Task statement = Transcribe the data below verbatim, starting with the line that contains "svg-text:LED-YELLOW: LED-YELLOW — [476, 748, 583, 766]" and continuing up to and including the line that contains "svg-text:RB4/IOCB4/AN11: RB4/IOCB4/AN11 —". Reproduce no other lines.

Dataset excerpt
- - - - - - -

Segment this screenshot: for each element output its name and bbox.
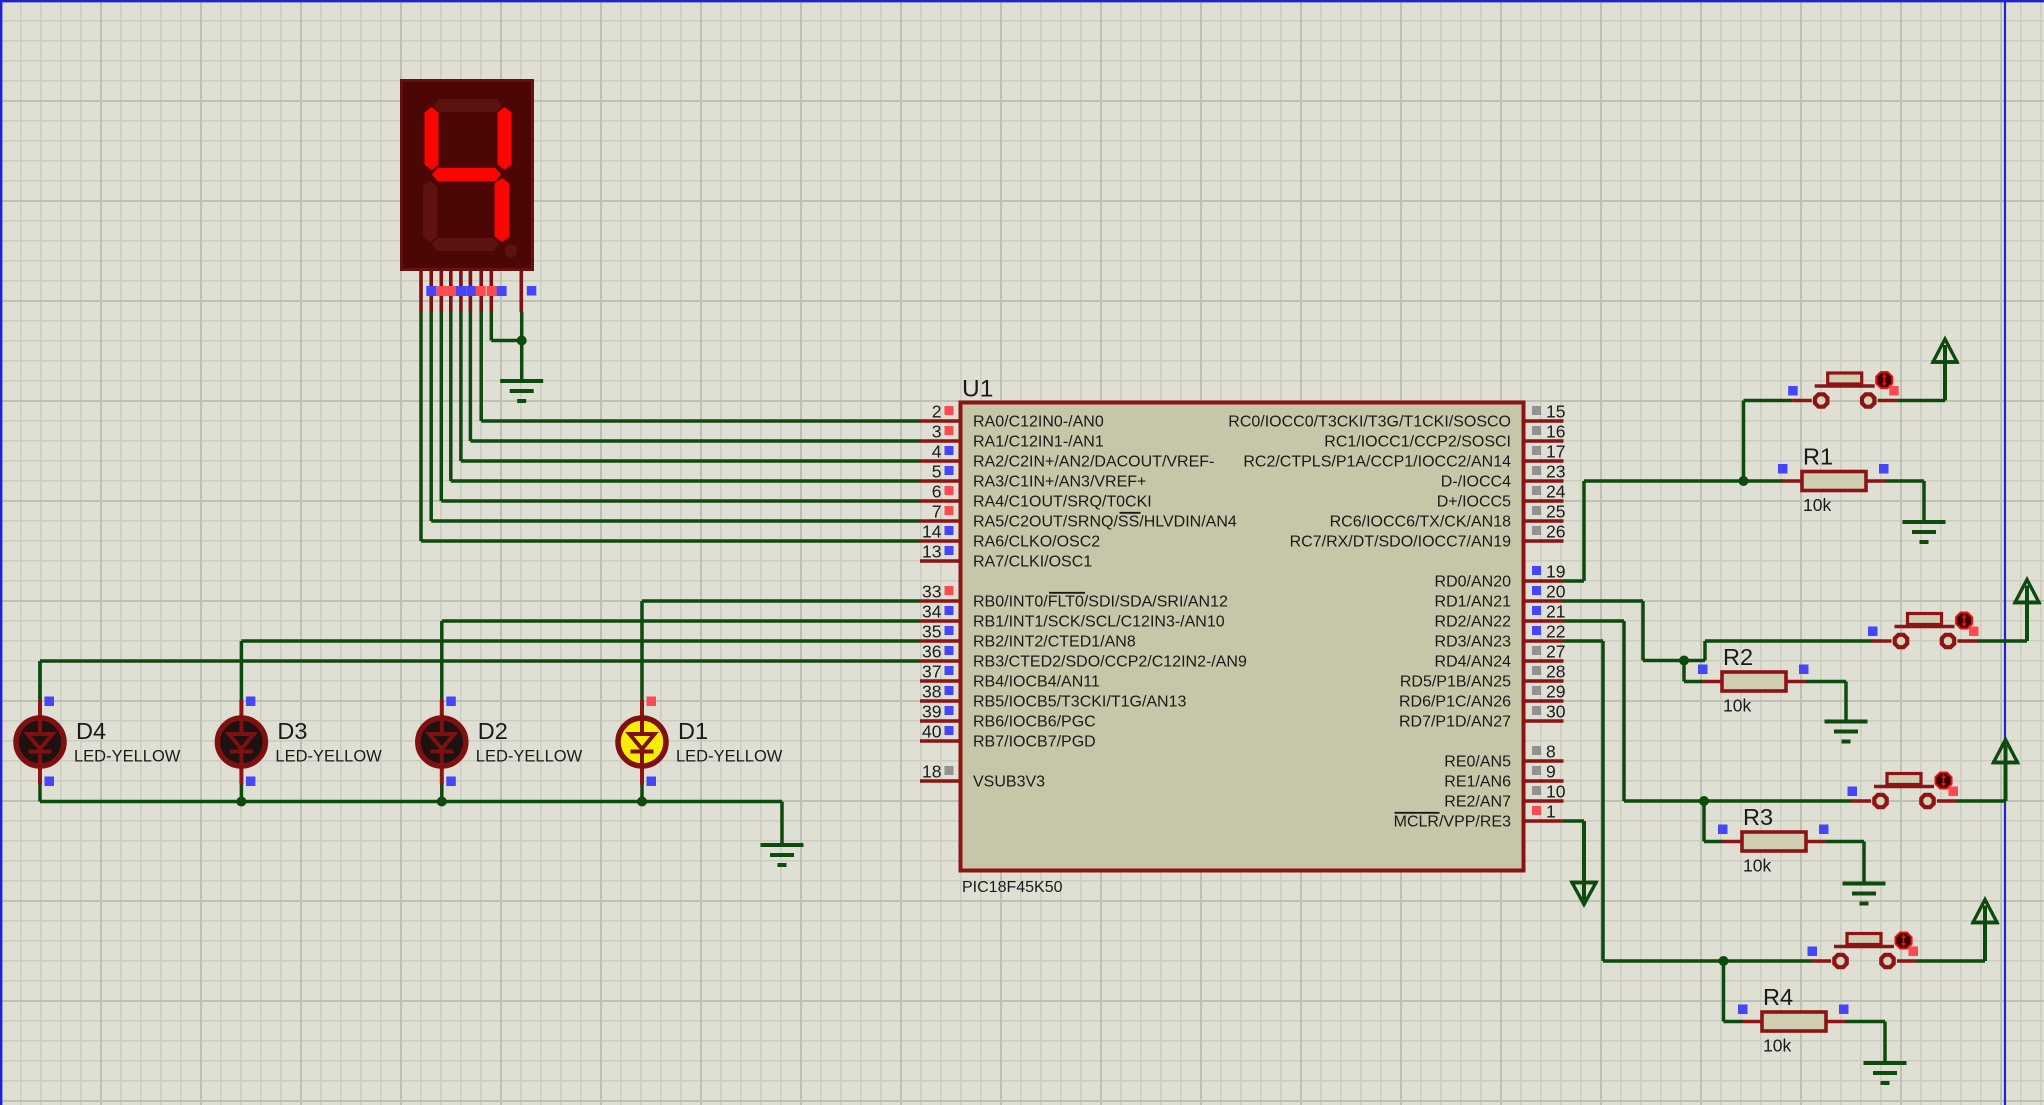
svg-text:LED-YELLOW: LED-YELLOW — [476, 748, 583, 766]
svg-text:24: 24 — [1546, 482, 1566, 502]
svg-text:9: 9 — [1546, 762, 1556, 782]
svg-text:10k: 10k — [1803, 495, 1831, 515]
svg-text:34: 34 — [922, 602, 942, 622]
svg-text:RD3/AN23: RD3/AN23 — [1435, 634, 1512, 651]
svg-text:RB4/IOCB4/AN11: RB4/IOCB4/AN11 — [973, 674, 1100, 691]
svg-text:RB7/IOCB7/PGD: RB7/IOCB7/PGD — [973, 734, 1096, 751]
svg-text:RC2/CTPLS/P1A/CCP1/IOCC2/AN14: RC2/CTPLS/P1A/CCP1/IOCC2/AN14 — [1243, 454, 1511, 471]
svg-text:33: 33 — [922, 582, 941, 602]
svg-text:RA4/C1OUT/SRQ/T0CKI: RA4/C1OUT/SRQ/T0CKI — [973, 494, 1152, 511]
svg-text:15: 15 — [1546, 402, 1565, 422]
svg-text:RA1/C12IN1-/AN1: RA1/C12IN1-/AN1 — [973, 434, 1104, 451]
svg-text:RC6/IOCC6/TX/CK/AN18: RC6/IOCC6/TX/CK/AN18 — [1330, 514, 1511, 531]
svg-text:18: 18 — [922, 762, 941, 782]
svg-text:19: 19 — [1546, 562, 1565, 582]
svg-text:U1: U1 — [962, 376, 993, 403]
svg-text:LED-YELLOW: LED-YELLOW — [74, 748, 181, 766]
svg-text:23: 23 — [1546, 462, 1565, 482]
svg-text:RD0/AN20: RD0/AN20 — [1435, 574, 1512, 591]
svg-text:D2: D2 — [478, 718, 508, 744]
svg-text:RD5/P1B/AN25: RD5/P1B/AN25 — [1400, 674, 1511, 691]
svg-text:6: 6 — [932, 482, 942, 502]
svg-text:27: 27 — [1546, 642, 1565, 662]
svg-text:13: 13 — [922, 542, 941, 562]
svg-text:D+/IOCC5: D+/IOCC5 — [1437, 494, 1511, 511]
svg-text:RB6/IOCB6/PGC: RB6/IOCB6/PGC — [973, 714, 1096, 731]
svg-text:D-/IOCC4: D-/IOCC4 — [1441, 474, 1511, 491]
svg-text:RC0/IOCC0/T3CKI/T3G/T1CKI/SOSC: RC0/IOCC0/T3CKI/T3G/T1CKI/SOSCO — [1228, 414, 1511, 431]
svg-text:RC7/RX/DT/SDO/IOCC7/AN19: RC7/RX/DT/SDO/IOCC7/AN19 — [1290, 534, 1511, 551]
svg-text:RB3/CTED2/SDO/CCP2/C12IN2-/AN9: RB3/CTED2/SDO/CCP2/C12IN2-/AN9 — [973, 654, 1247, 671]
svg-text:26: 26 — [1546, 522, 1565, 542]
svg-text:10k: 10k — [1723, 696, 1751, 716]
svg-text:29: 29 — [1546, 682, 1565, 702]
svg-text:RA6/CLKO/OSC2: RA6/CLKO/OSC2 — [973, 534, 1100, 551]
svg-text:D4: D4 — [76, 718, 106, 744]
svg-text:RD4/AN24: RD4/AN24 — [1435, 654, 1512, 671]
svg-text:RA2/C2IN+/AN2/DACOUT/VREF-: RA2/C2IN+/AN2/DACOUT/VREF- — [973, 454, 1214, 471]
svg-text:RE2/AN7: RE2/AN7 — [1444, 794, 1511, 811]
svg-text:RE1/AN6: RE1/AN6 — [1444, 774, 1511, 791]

- - - - - - -

Response below =
svg-text:LED-YELLOW: LED-YELLOW — [476, 748, 583, 766]
svg-text:24: 24 — [1546, 482, 1566, 502]
svg-text:9: 9 — [1546, 762, 1556, 782]
svg-text:10k: 10k — [1803, 495, 1831, 515]
svg-text:34: 34 — [922, 602, 942, 622]
svg-text:RD3/AN23: RD3/AN23 — [1435, 634, 1512, 651]
svg-text:RB4/IOCB4/AN11: RB4/IOCB4/AN11 — [973, 674, 1100, 691]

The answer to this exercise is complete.